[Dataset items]

......

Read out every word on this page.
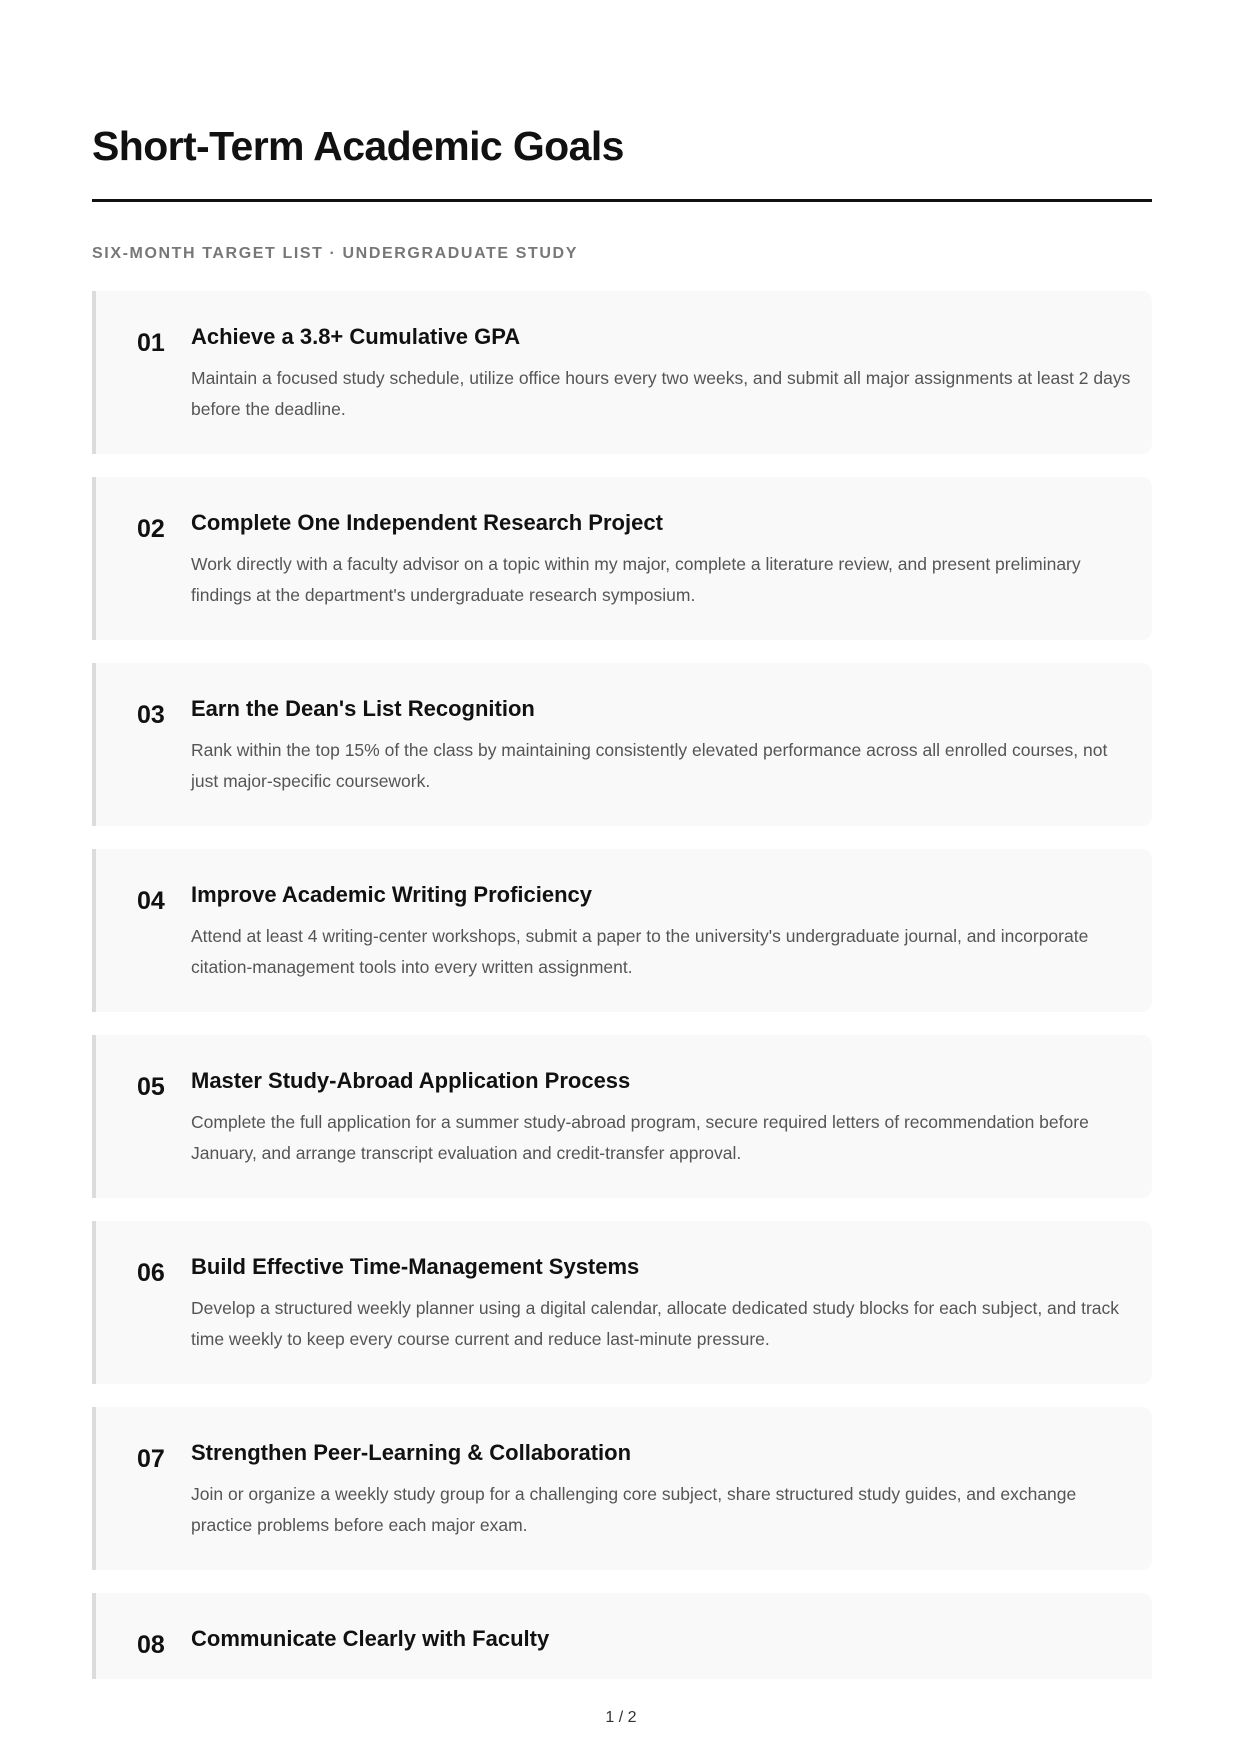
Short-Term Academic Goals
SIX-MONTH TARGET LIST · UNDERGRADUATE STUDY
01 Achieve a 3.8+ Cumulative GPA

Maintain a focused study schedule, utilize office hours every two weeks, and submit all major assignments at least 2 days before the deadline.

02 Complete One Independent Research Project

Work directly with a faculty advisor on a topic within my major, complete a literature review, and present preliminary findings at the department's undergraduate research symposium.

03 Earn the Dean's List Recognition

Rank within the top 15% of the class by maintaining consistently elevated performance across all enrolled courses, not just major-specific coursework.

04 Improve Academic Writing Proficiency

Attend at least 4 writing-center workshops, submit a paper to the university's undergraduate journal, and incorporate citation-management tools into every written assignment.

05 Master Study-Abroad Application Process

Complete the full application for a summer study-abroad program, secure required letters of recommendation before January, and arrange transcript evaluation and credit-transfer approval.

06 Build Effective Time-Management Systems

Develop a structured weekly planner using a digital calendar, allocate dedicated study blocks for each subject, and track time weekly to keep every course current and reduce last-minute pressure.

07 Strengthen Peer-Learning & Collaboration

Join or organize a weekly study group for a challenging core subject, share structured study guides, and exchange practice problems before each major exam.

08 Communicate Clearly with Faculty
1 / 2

......

Work to be completed: Copy the data character for character, but drop all pictures from the copy.

Solution:
Read out every word on this page.
Short-Term Academic Goals
SIX-MONTH TARGET LIST · UNDERGRADUATE STUDY
01 Achieve a 3.8+ Cumulative GPA

Maintain a focused study schedule, utilize office hours every two weeks, and submit all major assignments at least 2 days before the deadline.

02 Complete One Independent Research Project

Work directly with a faculty advisor on a topic within my major, complete a literature review, and present preliminary findings at the department's undergraduate research symposium.

03 Earn the Dean's List Recognition

Rank within the top 15% of the class by maintaining consistently elevated performance across all enrolled courses, not just major-specific coursework.

04 Improve Academic Writing Proficiency

Attend at least 4 writing-center workshops, submit a paper to the university's undergraduate journal, and incorporate citation-management tools into every written assignment.

05 Master Study-Abroad Application Process

Complete the full application for a summer study-abroad program, secure required letters of recommendation before January, and arrange transcript evaluation and credit-transfer approval.

06 Build Effective Time-Management Systems

Develop a structured weekly planner using a digital calendar, allocate dedicated study blocks for each subject, and track time weekly to keep every course current and reduce last-minute pressure.

07 Strengthen Peer-Learning & Collaboration

Join or organize a weekly study group for a challenging core subject, share structured study guides, and exchange practice problems before each major exam.

08 Communicate Clearly with Faculty
1 / 2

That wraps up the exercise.